** START Supplied entries **

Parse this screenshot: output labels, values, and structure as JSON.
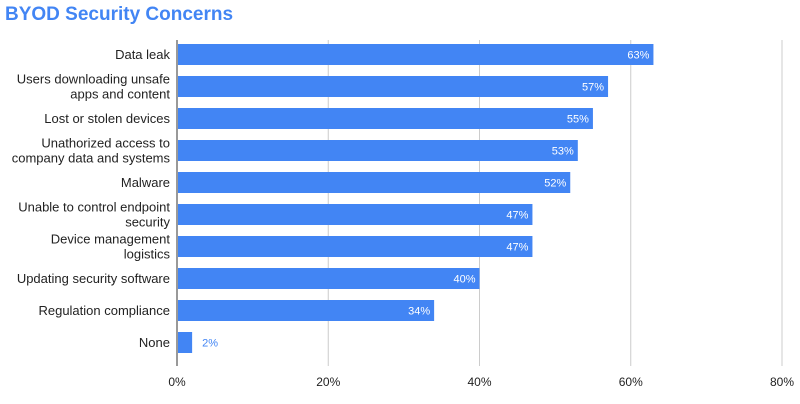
{
  "chart_data": {
    "type": "bar",
    "orientation": "horizontal",
    "title": "BYOD Security Concerns",
    "categories": [
      "Data leak",
      "Users downloading unsafe apps and content",
      "Lost or stolen devices",
      "Unathorized access to company data and systems",
      "Malware",
      "Unable to control endpoint security",
      "Device management logistics",
      "Updating security software",
      "Regulation compliance",
      "None"
    ],
    "category_lines": [
      [
        "Data leak"
      ],
      [
        "Users downloading unsafe",
        "apps and content"
      ],
      [
        "Lost or stolen devices"
      ],
      [
        "Unathorized access to",
        "company data and systems"
      ],
      [
        "Malware"
      ],
      [
        "Unable to control endpoint",
        "security"
      ],
      [
        "Device management",
        "logistics"
      ],
      [
        "Updating security software"
      ],
      [
        "Regulation compliance"
      ],
      [
        "None"
      ]
    ],
    "values": [
      63,
      57,
      55,
      53,
      52,
      47,
      47,
      40,
      34,
      2
    ],
    "value_labels": [
      "63%",
      "57%",
      "55%",
      "53%",
      "52%",
      "47%",
      "47%",
      "40%",
      "34%",
      "2%"
    ],
    "xlim": [
      0,
      80
    ],
    "xticks": [
      0,
      20,
      40,
      60,
      80
    ],
    "xtick_labels": [
      "0%",
      "20%",
      "40%",
      "60%",
      "80%"
    ],
    "grid": true,
    "legend": "none",
    "colors": {
      "bar": "#4285f4",
      "title": "#4285f4",
      "grid": "#cccccc",
      "axis": "#333333",
      "label_inside": "#ffffff",
      "label_outside": "#4285f4"
    }
  }
}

** END Supplied entries **

Task objective: Leave the pictures out and reproduce each record exactly as written.

Reply:
Parse this screenshot: output labels, values, and structure as JSON.
{
  "chart_data": {
    "type": "bar",
    "orientation": "horizontal",
    "title": "BYOD Security Concerns",
    "categories": [
      "Data leak",
      "Users downloading unsafe apps and content",
      "Lost or stolen devices",
      "Unathorized access to company data and systems",
      "Malware",
      "Unable to control endpoint security",
      "Device management logistics",
      "Updating security software",
      "Regulation compliance",
      "None"
    ],
    "category_lines": [
      [
        "Data leak"
      ],
      [
        "Users downloading unsafe",
        "apps and content"
      ],
      [
        "Lost or stolen devices"
      ],
      [
        "Unathorized access to",
        "company data and systems"
      ],
      [
        "Malware"
      ],
      [
        "Unable to control endpoint",
        "security"
      ],
      [
        "Device management",
        "logistics"
      ],
      [
        "Updating security software"
      ],
      [
        "Regulation compliance"
      ],
      [
        "None"
      ]
    ],
    "values": [
      63,
      57,
      55,
      53,
      52,
      47,
      47,
      40,
      34,
      2
    ],
    "value_labels": [
      "63%",
      "57%",
      "55%",
      "53%",
      "52%",
      "47%",
      "47%",
      "40%",
      "34%",
      "2%"
    ],
    "xlim": [
      0,
      80
    ],
    "xticks": [
      0,
      20,
      40,
      60,
      80
    ],
    "xtick_labels": [
      "0%",
      "20%",
      "40%",
      "60%",
      "80%"
    ],
    "grid": true,
    "legend": "none",
    "colors": {
      "bar": "#4285f4",
      "title": "#4285f4",
      "grid": "#cccccc",
      "axis": "#333333",
      "label_inside": "#ffffff",
      "label_outside": "#4285f4"
    }
  }
}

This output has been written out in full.